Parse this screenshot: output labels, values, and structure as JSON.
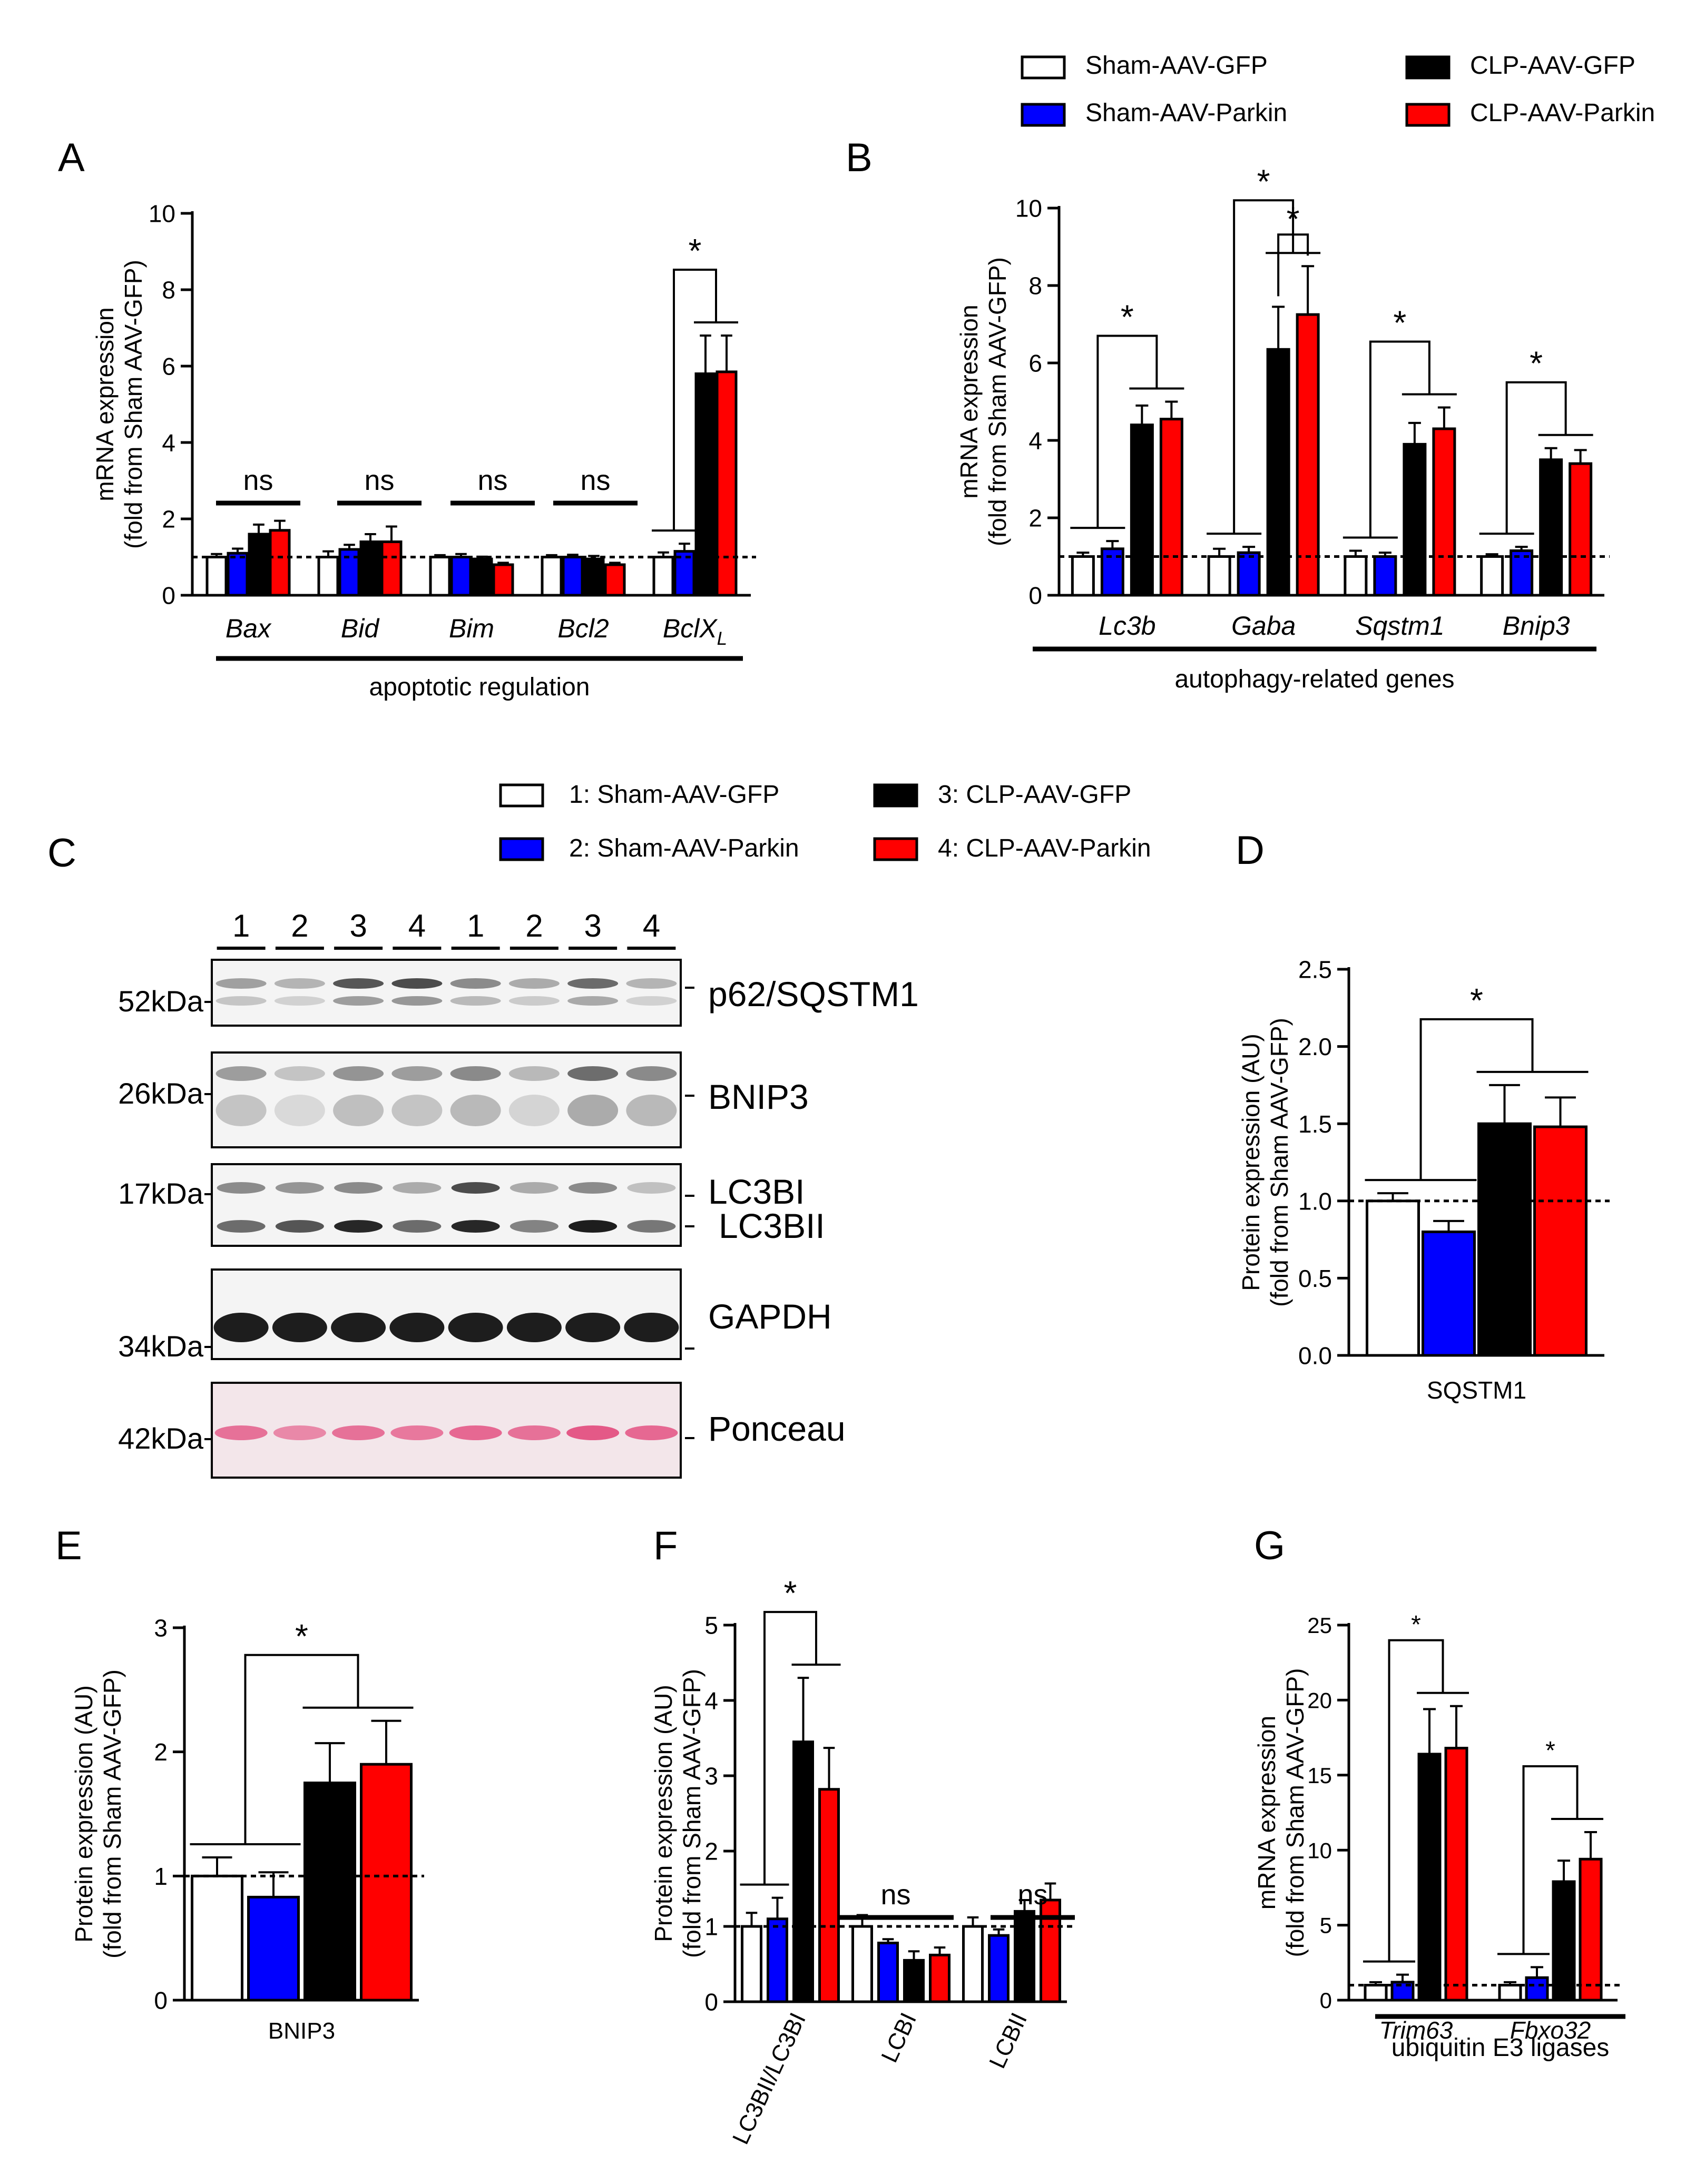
{
  "legend_top": [
    {
      "label": "Sham-AAV-GFP",
      "color": "#ffffff"
    },
    {
      "label": "Sham-AAV-Parkin",
      "color": "#0000ff"
    },
    {
      "label": "CLP-AAV-GFP",
      "color": "#000000"
    },
    {
      "label": "CLP-AAV-Parkin",
      "color": "#ff0000"
    }
  ],
  "legend_mid": [
    {
      "label": "1: Sham-AAV-GFP",
      "color": "#ffffff"
    },
    {
      "label": "2: Sham-AAV-Parkin",
      "color": "#0000ff"
    },
    {
      "label": "3: CLP-AAV-GFP",
      "color": "#000000"
    },
    {
      "label": "4: CLP-AAV-Parkin",
      "color": "#ff0000"
    }
  ],
  "blot": {
    "panel_label": "C",
    "lanes": [
      "1",
      "2",
      "3",
      "4",
      "1",
      "2",
      "3",
      "4"
    ],
    "strips": [
      {
        "target": "p62/SQSTM1",
        "marker": "52kDa"
      },
      {
        "target": "BNIP3",
        "marker": "26kDa"
      },
      {
        "target": "LC3BI",
        "target2": "LC3BII",
        "marker": "17kDa"
      },
      {
        "target": "GAPDH",
        "marker": "34kDa"
      },
      {
        "target": "Ponceau",
        "marker": "42kDa"
      }
    ]
  },
  "chart_data": [
    {
      "id": "A",
      "panel_label": "A",
      "type": "bar",
      "ylabel": [
        "mRNA expression",
        "(fold from Sham AAV-GFP)"
      ],
      "ylim": [
        0,
        10
      ],
      "yticks": [
        "0",
        "2",
        "4",
        "6",
        "8",
        "10"
      ],
      "categories": [
        "Bax",
        "Bid",
        "Bim",
        "Bcl2",
        "BclX"
      ],
      "category_subscripts": [
        "",
        "",
        "",
        "",
        "L"
      ],
      "reference_line": 1,
      "series": [
        {
          "name": "Sham-AAV-GFP",
          "color": "#ffffff",
          "values": [
            1.0,
            1.0,
            1.0,
            1.0,
            1.0
          ],
          "errors": [
            0.08,
            0.15,
            0.05,
            0.05,
            0.12
          ]
        },
        {
          "name": "Sham-AAV-Parkin",
          "color": "#0000ff",
          "values": [
            1.1,
            1.2,
            1.0,
            1.0,
            1.15
          ],
          "errors": [
            0.12,
            0.12,
            0.08,
            0.06,
            0.2
          ]
        },
        {
          "name": "CLP-AAV-GFP",
          "color": "#000000",
          "values": [
            1.6,
            1.4,
            0.95,
            0.95,
            5.8
          ],
          "errors": [
            0.25,
            0.2,
            0.06,
            0.08,
            1.0
          ]
        },
        {
          "name": "CLP-AAV-Parkin",
          "color": "#ff0000",
          "values": [
            1.7,
            1.4,
            0.8,
            0.8,
            5.85
          ],
          "errors": [
            0.25,
            0.4,
            0.05,
            0.05,
            0.95
          ]
        }
      ],
      "annotations": [
        "ns",
        "ns",
        "ns",
        "ns",
        "*"
      ],
      "group_label": "apoptotic regulation"
    },
    {
      "id": "B",
      "panel_label": "B",
      "type": "bar",
      "ylabel": [
        "mRNA expression",
        "(fold from Sham AAV-GFP)"
      ],
      "ylim": [
        0,
        10
      ],
      "yticks": [
        "0",
        "2",
        "4",
        "6",
        "8",
        "10"
      ],
      "categories": [
        "Lc3b",
        "Gaba",
        "Sqstm1",
        "Bnip3"
      ],
      "reference_line": 1,
      "series": [
        {
          "name": "Sham-AAV-GFP",
          "color": "#ffffff",
          "values": [
            1.0,
            1.0,
            1.0,
            1.0
          ],
          "errors": [
            0.1,
            0.2,
            0.15,
            0.06
          ]
        },
        {
          "name": "Sham-AAV-Parkin",
          "color": "#0000ff",
          "values": [
            1.2,
            1.1,
            1.0,
            1.15
          ],
          "errors": [
            0.2,
            0.15,
            0.1,
            0.1
          ]
        },
        {
          "name": "CLP-AAV-GFP",
          "color": "#000000",
          "values": [
            4.4,
            6.35,
            3.9,
            3.5
          ],
          "errors": [
            0.5,
            1.1,
            0.55,
            0.3
          ]
        },
        {
          "name": "CLP-AAV-Parkin",
          "color": "#ff0000",
          "values": [
            4.55,
            7.25,
            4.3,
            3.4
          ],
          "errors": [
            0.45,
            1.25,
            0.55,
            0.35
          ]
        }
      ],
      "annotations": [
        "*",
        "*",
        "*",
        "*"
      ],
      "extra_annotation": "*",
      "group_label": "autophagy-related genes"
    },
    {
      "id": "D",
      "panel_label": "D",
      "type": "bar",
      "ylabel": [
        "Protein expression (AU)",
        "(fold from Sham AAV-GFP)"
      ],
      "ylim": [
        0,
        2.5
      ],
      "yticks": [
        "0.0",
        "0.5",
        "1.0",
        "1.5",
        "2.0",
        "2.5"
      ],
      "categories": [
        "SQSTM1"
      ],
      "reference_line": 1,
      "series": [
        {
          "name": "Sham-AAV-GFP",
          "color": "#ffffff",
          "values": [
            1.0
          ],
          "errors": [
            0.05
          ]
        },
        {
          "name": "Sham-AAV-Parkin",
          "color": "#0000ff",
          "values": [
            0.8
          ],
          "errors": [
            0.07
          ]
        },
        {
          "name": "CLP-AAV-GFP",
          "color": "#000000",
          "values": [
            1.5
          ],
          "errors": [
            0.25
          ]
        },
        {
          "name": "CLP-AAV-Parkin",
          "color": "#ff0000",
          "values": [
            1.48
          ],
          "errors": [
            0.19
          ]
        }
      ],
      "annotations": [
        "*"
      ]
    },
    {
      "id": "E",
      "panel_label": "E",
      "type": "bar",
      "ylabel": [
        "Protein expression (AU)",
        "(fold from Sham AAV-GFP)"
      ],
      "ylim": [
        0,
        3
      ],
      "yticks": [
        "0",
        "1",
        "2",
        "3"
      ],
      "categories": [
        "BNIP3"
      ],
      "reference_line": 1,
      "series": [
        {
          "name": "Sham-AAV-GFP",
          "color": "#ffffff",
          "values": [
            1.0
          ],
          "errors": [
            0.15
          ]
        },
        {
          "name": "Sham-AAV-Parkin",
          "color": "#0000ff",
          "values": [
            0.83
          ],
          "errors": [
            0.2
          ]
        },
        {
          "name": "CLP-AAV-GFP",
          "color": "#000000",
          "values": [
            1.75
          ],
          "errors": [
            0.32
          ]
        },
        {
          "name": "CLP-AAV-Parkin",
          "color": "#ff0000",
          "values": [
            1.9
          ],
          "errors": [
            0.35
          ]
        }
      ],
      "annotations": [
        "*"
      ]
    },
    {
      "id": "F",
      "panel_label": "F",
      "type": "bar",
      "ylabel": [
        "Protein expression (AU)",
        "(fold from Sham AAV-GFP)"
      ],
      "ylim": [
        0,
        5
      ],
      "yticks": [
        "0",
        "1",
        "2",
        "3",
        "4",
        "5"
      ],
      "categories": [
        "LC3BII/LC3BI",
        "LCBI",
        "LCBII"
      ],
      "reference_line": 1,
      "series": [
        {
          "name": "Sham-AAV-GFP",
          "color": "#ffffff",
          "values": [
            1.0,
            1.0,
            1.0
          ],
          "errors": [
            0.18,
            0.15,
            0.12
          ]
        },
        {
          "name": "Sham-AAV-Parkin",
          "color": "#0000ff",
          "values": [
            1.1,
            0.78,
            0.88
          ],
          "errors": [
            0.28,
            0.05,
            0.08
          ]
        },
        {
          "name": "CLP-AAV-GFP",
          "color": "#000000",
          "values": [
            3.45,
            0.55,
            1.2
          ],
          "errors": [
            0.85,
            0.12,
            0.15
          ]
        },
        {
          "name": "CLP-AAV-Parkin",
          "color": "#ff0000",
          "values": [
            2.82,
            0.62,
            1.35
          ],
          "errors": [
            0.55,
            0.1,
            0.22
          ]
        }
      ],
      "annotations": [
        "*",
        "ns",
        "ns"
      ]
    },
    {
      "id": "G",
      "panel_label": "G",
      "type": "bar",
      "ylabel": [
        "mRNA expression",
        "(fold from Sham AAV-GFP)"
      ],
      "ylim": [
        0,
        25
      ],
      "yticks": [
        "0",
        "5",
        "10",
        "15",
        "20",
        "25"
      ],
      "categories": [
        "Trim63",
        "Fbxo32"
      ],
      "reference_line": 1,
      "series": [
        {
          "name": "Sham-AAV-GFP",
          "color": "#ffffff",
          "values": [
            1.0,
            1.0
          ],
          "errors": [
            0.2,
            0.2
          ]
        },
        {
          "name": "Sham-AAV-Parkin",
          "color": "#0000ff",
          "values": [
            1.2,
            1.5
          ],
          "errors": [
            0.5,
            0.7
          ]
        },
        {
          "name": "CLP-AAV-GFP",
          "color": "#000000",
          "values": [
            16.4,
            7.9
          ],
          "errors": [
            3.0,
            1.4
          ]
        },
        {
          "name": "CLP-AAV-Parkin",
          "color": "#ff0000",
          "values": [
            16.8,
            9.4
          ],
          "errors": [
            2.8,
            1.8
          ]
        }
      ],
      "annotations": [
        "*",
        "*"
      ],
      "group_label": "ubiquitin E3 ligases"
    }
  ]
}
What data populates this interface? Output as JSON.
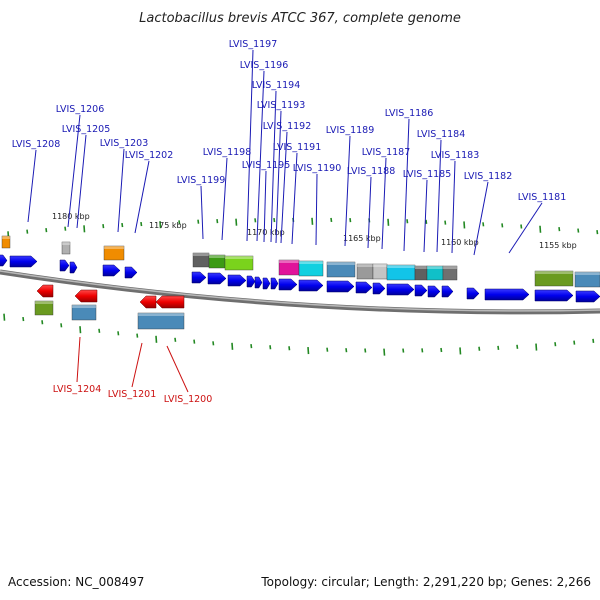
{
  "title": "Lactobacillus brevis ATCC 367, complete genome",
  "footer": {
    "accession": "Accession: NC_008497",
    "summary": "Topology: circular; Length: 2,291,220 bp; Genes: 2,266"
  },
  "scale_labels": [
    "1155 kbp",
    "1160 kbp",
    "1165 kbp",
    "1170 kbp",
    "1175 kbp",
    "1180 kbp"
  ],
  "genes_forward": [
    "LVIS_1181",
    "LVIS_1182",
    "LVIS_1183",
    "LVIS_1184",
    "LVIS_1185",
    "LVIS_1186",
    "LVIS_1187",
    "LVIS_1188",
    "LVIS_1189",
    "LVIS_1190",
    "LVIS_1191",
    "LVIS_1192",
    "LVIS_1193",
    "LVIS_1194",
    "LVIS_1195",
    "LVIS_1196",
    "LVIS_1197",
    "LVIS_1198",
    "LVIS_1199",
    "LVIS_1202",
    "LVIS_1203",
    "LVIS_1205",
    "LVIS_1206",
    "LVIS_1208"
  ],
  "genes_reverse": [
    "LVIS_1200",
    "LVIS_1201",
    "LVIS_1204"
  ],
  "colors": {
    "forward_gene": "#1a1ab4",
    "reverse_gene": "#cc1111",
    "cds_arrow": "#0000ee",
    "reverse_arrow": "#ee0000",
    "backbone": "#8a8a8a",
    "tick": "#228822"
  }
}
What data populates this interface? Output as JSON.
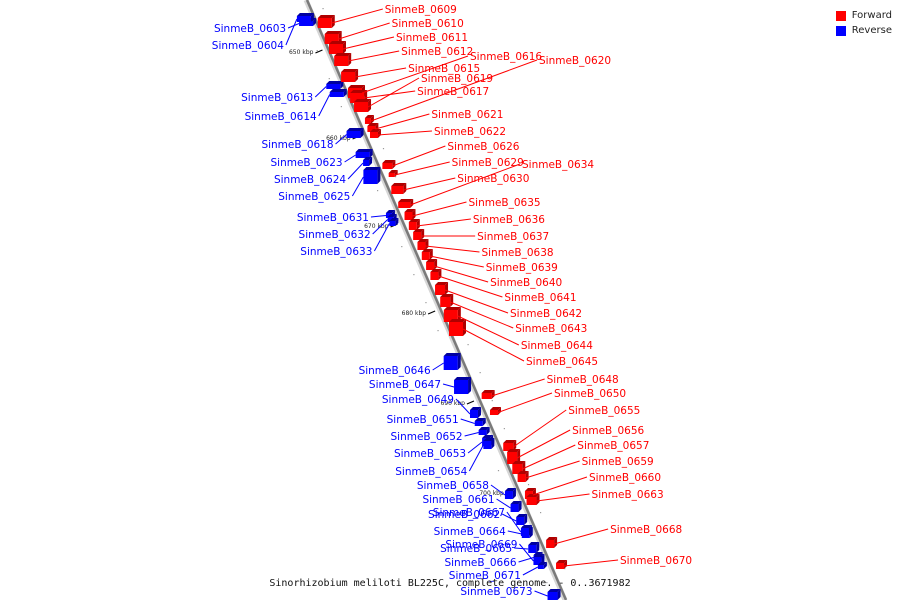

• [What is required]: Go through the material and copy every line in which the word "marker" occurs.

• [Your response]:
        "marker": "52kDa"
        "marker": "26kDa"
        "marker": "17kDa"
        "marker": "34kDa"
        "marker": "42kDa"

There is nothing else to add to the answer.